• **Task instructions**
[1] Answer these about the post on Hardy and the lunar eclipse:
(a) On what date was the post sent?
(b) What color does the writer say the eclipse was?
(c) Which Hardy poem does the postscript name?
[2] Please repeat the part of the post on Hardy and the lunar eclipse starting at "[Hardy-l] Hardy and" and ending at "in our lifetime.".

• **Selected extract**
━━━━━━━━━━━━━━━━━━━━

[Hardy-l] Hardy and the Lunar Eclipse
Rosemarie Morgan
Rosemarie.morgan at yale.edu
Wed Feb 20 19:35:15 PST 2008
Thank you for this, Bill -- we didn't take Hardy's poem out on the deck
in the glittering icy night but we did watch the beautiful celestial event
with many gasps =- Nor was it monochrome (sorry Hardy) but a deep glowing
gold -- incredibly beautiful and vividly clear even in the city skies. And
all the more poignant for the fact that it may never recur in our lifetime.
Sigh ...
Rosemarie
PS -- now that we've all been discussing Hardy's poems for some years now
on the POTM and have his work on our breakfast table, so to speak, I was
struck with how "young" his "At a Lunar Eclipse" is and how I wouldn't
have noticed that ten years ago.

━━━━━━━━━━━━━━━━━━━━

• **Listing**
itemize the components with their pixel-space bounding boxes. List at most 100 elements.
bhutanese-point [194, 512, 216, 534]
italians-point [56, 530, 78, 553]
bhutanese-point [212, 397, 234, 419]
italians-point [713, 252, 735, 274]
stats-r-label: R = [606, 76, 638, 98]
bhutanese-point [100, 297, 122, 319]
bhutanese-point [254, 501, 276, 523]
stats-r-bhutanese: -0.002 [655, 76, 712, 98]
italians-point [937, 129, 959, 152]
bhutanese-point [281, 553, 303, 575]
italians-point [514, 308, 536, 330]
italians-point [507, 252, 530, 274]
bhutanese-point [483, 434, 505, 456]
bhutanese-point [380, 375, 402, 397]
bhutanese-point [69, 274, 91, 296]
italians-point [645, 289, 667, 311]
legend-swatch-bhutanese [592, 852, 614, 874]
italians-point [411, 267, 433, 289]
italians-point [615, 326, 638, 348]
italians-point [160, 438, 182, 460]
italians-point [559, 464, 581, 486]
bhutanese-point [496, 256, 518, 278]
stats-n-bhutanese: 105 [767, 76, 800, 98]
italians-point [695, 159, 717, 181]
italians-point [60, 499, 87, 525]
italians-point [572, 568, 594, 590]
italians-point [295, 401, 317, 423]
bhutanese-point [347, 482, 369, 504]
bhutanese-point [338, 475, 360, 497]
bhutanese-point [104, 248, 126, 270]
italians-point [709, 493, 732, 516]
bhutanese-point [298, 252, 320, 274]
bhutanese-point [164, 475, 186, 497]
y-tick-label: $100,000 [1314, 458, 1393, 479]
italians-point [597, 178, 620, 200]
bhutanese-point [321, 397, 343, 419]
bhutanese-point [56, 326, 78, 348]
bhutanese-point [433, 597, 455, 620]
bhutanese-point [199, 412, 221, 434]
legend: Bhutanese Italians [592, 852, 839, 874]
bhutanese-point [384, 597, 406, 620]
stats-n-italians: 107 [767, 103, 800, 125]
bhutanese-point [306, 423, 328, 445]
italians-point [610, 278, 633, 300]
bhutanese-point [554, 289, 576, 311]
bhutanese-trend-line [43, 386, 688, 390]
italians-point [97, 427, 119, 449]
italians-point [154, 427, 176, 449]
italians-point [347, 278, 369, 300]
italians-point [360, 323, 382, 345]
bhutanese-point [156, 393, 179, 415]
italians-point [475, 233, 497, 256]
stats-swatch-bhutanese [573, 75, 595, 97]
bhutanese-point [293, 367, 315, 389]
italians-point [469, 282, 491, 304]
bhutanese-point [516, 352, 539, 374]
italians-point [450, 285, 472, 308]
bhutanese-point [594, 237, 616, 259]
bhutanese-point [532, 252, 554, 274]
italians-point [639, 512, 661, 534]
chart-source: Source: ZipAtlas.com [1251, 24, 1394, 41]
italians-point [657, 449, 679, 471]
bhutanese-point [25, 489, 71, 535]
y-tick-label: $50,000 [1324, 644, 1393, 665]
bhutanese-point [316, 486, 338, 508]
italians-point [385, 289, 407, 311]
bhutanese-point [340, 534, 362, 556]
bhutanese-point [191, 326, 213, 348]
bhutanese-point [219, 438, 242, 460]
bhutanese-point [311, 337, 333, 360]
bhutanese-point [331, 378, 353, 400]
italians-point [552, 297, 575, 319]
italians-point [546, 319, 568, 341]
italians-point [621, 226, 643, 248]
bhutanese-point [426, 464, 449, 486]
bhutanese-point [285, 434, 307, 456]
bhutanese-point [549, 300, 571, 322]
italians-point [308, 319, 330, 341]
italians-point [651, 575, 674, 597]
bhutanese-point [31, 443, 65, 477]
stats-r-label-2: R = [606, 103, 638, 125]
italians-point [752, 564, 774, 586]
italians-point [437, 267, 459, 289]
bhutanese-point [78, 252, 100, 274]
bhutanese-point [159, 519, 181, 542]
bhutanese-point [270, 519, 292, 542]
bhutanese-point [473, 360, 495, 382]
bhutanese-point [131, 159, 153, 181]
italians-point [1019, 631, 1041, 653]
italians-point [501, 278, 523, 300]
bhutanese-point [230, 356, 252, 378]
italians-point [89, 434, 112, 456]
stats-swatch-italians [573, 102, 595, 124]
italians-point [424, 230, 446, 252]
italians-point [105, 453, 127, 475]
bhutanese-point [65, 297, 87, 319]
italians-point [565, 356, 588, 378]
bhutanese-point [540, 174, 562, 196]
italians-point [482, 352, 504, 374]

━━━━━━━━━━━━━━━━━━━━

• **Per-task outputs**
[1]
(a) Wed Feb 20, 2008
(b) A deep glowing gold
(c) "At a Lunar Eclipse"

[2]
[Hardy-l] Hardy and the Lunar Eclipse
Rosemarie Morgan
Rosemarie.morgan at yale.edu
Wed Feb 20 19:35:15 PST 2008
Thank you for this, Bill -- we didn't take Hardy's poem out on the deck
in the glittering icy night but we did watch the beautiful celestial event
with many gasps =- Nor was it monochrome (sorry Hardy) but a deep glowing
gold -- incredibly beautiful and vividly clear even in the city skies. And
all the more poignant for the fact that it may never recur in our lifetime.